* _TASK STATEMENT_: Could you rewrite the part of the records that opens with the line containing "- podcast-title-link[interactable]: 벙커1" and closes with the line containing "- podcast-title-link[interactable]: 무슨", changing "likes-stat" to "like-count" and leaving everything else the same?

(Coordinate annotation records)
=-=-=-=-=
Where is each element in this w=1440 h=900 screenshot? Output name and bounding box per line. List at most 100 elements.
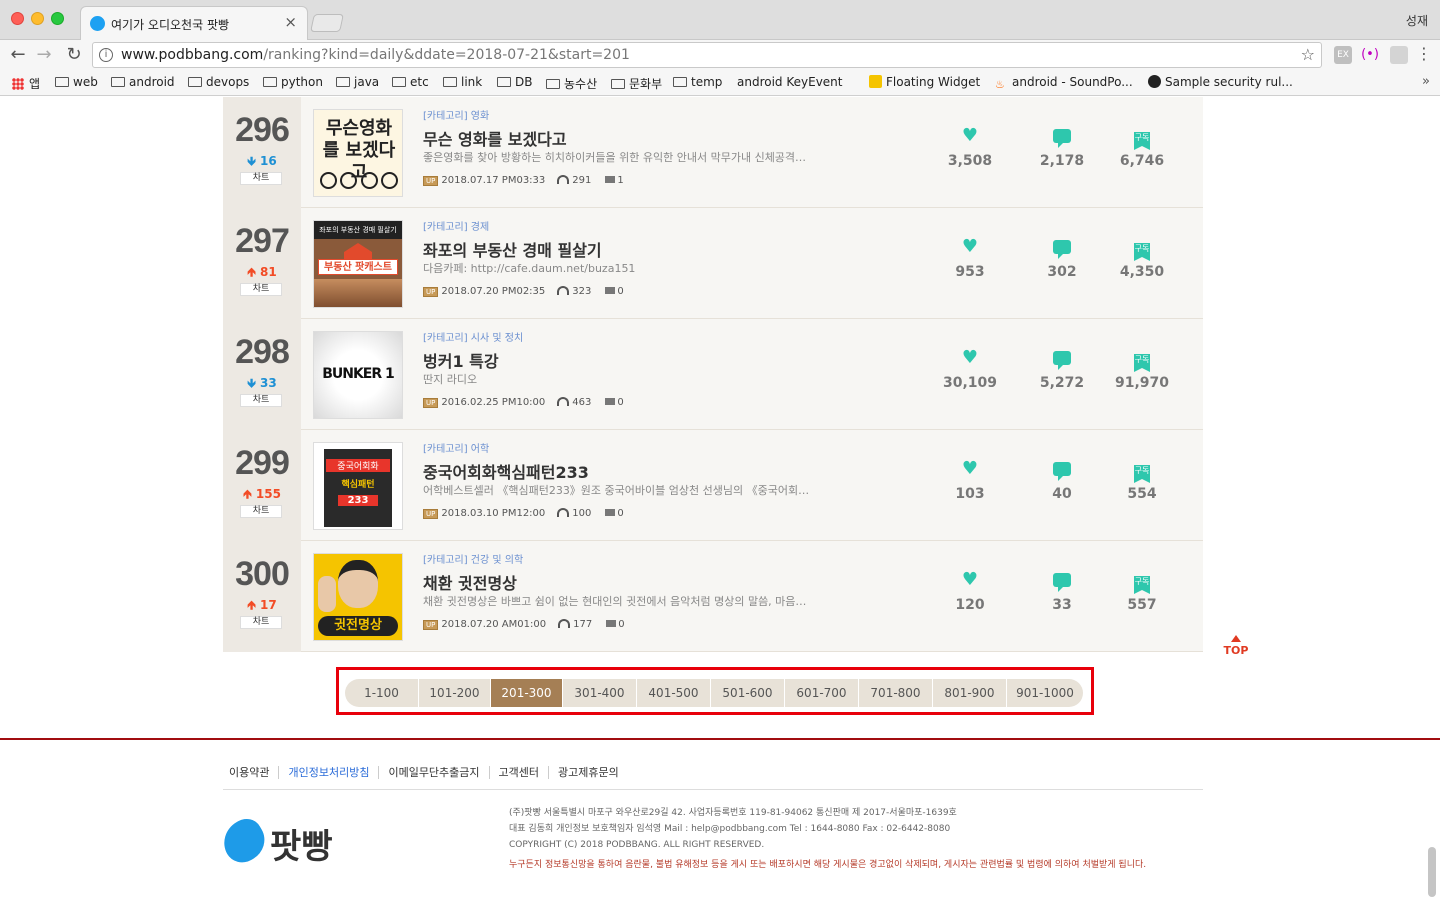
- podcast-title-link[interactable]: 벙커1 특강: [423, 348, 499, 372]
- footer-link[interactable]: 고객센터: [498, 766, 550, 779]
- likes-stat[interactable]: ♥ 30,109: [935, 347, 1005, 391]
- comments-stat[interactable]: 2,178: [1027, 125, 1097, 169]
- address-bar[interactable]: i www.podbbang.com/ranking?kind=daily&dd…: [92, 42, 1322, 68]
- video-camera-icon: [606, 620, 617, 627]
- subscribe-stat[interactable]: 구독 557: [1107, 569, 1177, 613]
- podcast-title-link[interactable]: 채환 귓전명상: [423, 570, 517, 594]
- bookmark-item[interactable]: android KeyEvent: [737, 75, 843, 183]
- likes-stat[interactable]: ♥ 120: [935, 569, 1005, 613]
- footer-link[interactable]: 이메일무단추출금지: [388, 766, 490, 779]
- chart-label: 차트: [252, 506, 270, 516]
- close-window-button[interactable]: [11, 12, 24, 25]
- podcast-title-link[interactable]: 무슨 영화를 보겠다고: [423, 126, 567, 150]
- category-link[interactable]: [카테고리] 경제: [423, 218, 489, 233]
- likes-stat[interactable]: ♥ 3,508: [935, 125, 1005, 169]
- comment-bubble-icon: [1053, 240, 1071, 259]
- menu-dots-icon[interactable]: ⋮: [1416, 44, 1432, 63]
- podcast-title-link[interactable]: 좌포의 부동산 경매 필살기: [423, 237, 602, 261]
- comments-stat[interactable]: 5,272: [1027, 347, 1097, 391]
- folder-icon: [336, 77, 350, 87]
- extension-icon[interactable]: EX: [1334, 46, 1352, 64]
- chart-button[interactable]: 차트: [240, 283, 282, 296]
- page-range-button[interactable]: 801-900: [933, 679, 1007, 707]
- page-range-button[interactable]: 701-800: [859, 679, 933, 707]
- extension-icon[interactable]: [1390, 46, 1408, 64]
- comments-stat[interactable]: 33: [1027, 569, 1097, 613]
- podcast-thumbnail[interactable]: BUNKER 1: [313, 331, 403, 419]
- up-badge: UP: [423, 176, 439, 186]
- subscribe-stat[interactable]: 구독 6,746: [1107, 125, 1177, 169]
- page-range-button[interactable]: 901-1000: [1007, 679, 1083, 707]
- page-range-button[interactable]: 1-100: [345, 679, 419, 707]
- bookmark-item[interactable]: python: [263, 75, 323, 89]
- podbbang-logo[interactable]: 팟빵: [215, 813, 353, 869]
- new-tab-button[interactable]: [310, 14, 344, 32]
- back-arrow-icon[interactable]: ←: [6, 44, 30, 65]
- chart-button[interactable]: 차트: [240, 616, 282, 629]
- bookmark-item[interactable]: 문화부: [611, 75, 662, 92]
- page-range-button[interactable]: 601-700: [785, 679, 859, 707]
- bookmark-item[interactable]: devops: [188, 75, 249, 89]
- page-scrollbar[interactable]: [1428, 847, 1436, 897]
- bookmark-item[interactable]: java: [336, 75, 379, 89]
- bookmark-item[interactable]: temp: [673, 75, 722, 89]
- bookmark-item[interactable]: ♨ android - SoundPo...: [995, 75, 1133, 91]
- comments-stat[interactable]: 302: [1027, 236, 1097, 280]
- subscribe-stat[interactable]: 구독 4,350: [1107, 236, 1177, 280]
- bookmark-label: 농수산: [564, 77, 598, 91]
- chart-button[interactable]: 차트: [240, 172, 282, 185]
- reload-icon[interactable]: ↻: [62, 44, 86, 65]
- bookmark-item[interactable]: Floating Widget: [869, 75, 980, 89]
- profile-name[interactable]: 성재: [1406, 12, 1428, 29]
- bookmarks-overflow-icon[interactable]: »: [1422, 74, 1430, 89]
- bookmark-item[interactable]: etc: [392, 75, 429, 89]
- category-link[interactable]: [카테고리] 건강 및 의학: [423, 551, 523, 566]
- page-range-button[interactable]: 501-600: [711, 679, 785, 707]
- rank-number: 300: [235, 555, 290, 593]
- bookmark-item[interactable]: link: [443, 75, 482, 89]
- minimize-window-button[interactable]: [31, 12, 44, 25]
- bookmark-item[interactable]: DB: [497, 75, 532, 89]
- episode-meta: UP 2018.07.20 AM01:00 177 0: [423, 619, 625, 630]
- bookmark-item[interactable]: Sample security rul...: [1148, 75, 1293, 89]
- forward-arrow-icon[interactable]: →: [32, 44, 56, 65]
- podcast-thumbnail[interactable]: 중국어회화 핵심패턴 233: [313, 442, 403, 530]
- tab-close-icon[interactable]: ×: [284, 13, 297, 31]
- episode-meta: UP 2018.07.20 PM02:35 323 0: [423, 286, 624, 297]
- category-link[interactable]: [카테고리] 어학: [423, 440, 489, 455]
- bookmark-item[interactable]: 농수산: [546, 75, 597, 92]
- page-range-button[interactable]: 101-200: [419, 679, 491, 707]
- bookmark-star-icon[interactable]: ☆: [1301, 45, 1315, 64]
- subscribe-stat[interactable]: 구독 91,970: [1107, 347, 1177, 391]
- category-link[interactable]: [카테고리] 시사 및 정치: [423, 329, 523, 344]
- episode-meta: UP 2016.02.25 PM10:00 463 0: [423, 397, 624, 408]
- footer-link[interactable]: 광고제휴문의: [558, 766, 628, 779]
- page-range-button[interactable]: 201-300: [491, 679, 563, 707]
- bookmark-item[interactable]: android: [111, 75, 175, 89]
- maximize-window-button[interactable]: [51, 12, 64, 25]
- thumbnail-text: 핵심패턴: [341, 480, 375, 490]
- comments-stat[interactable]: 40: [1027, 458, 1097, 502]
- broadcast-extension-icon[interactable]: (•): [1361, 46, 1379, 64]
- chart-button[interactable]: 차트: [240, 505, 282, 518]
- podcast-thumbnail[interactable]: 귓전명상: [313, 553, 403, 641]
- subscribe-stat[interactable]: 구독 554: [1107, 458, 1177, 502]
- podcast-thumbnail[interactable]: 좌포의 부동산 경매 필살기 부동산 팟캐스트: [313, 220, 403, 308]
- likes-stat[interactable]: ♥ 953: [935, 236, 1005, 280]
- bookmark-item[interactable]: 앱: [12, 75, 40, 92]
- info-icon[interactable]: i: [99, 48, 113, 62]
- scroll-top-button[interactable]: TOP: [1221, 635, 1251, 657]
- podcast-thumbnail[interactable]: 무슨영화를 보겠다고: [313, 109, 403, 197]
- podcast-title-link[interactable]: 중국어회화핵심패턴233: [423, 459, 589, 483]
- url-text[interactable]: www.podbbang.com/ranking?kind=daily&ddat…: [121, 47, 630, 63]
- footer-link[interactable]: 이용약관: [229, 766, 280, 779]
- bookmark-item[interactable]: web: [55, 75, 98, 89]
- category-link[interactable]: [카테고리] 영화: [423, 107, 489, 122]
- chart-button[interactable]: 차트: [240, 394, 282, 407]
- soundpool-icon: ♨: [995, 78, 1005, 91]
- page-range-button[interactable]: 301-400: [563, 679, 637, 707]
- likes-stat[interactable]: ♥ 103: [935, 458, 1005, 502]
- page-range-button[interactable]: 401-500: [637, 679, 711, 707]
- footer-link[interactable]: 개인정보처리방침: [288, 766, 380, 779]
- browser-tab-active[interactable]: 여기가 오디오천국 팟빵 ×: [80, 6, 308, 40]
=-=-=-=-=
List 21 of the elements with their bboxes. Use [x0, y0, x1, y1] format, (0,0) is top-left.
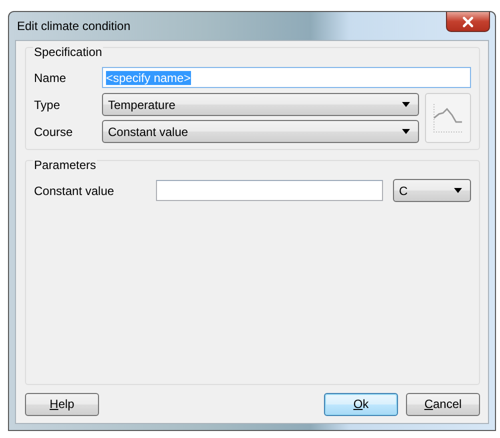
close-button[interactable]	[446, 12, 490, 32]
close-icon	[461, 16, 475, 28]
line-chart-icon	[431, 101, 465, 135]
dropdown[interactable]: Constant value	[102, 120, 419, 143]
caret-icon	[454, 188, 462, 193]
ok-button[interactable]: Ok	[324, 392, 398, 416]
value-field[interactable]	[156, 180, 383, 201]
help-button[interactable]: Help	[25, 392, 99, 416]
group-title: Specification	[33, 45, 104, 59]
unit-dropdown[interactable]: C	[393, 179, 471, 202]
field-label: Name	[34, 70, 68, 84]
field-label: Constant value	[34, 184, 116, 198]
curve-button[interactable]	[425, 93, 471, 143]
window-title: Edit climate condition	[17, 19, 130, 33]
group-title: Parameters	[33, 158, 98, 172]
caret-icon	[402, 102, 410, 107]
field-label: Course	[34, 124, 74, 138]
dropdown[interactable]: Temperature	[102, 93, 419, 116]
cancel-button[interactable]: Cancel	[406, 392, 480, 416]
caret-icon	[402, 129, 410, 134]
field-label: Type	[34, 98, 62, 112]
=-=-=-=-=
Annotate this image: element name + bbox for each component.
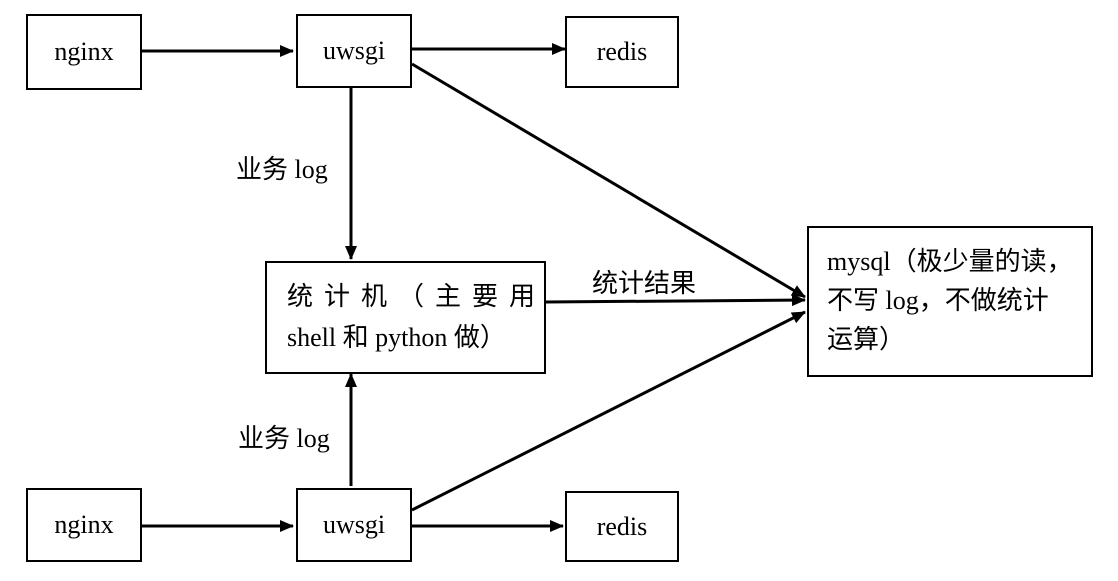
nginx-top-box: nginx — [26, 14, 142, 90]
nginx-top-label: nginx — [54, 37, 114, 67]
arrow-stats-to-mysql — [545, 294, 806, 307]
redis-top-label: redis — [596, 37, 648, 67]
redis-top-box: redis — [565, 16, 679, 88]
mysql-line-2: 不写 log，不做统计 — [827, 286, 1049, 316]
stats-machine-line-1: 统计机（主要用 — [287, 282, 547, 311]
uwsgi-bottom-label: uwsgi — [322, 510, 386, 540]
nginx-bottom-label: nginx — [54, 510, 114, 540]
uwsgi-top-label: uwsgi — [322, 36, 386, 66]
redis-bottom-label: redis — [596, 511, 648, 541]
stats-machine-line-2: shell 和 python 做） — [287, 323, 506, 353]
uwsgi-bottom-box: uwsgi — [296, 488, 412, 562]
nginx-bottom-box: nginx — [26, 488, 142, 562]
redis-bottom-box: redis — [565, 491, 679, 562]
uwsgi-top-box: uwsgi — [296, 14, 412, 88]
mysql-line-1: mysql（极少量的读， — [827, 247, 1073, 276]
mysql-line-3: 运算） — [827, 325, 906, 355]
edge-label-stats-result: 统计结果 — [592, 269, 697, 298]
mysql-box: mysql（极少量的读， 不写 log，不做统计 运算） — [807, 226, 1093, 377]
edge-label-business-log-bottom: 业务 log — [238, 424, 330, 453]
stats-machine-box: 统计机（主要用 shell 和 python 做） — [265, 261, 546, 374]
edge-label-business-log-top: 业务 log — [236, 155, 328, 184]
=-=-=-=-=
* _COMPLETE ANSWER_:
- podcast-title-link[interactable]: 벙커1 특강: [423, 348, 499, 372]
- footer-link[interactable]: 고객센터: [498, 766, 550, 779]
- like-count[interactable]: ♥ 30,109: [935, 347, 1005, 391]
- comments-stat[interactable]: 2,178: [1027, 125, 1097, 169]
- address-bar[interactable]: i www.podbbang.com/ranking?kind=daily&dd…: [92, 42, 1322, 68]
- video-camera-icon: [606, 620, 617, 627]
- subscribe-stat[interactable]: 구독 557: [1107, 569, 1177, 613]
- podcast-title-link[interactable]: 채환 귓전명상: [423, 570, 517, 594]
- bookmark-item[interactable]: android KeyEvent: [737, 75, 843, 183]
- like-count[interactable]: ♥ 120: [935, 569, 1005, 613]
- footer-link[interactable]: 이메일무단추출금지: [388, 766, 490, 779]
- chart-label: 차트: [252, 506, 270, 516]
- close-window-button[interactable]: [11, 12, 24, 25]
- podcast-title-link[interactable]: 무슨 영화를 보겠다고: [423, 126, 567, 150]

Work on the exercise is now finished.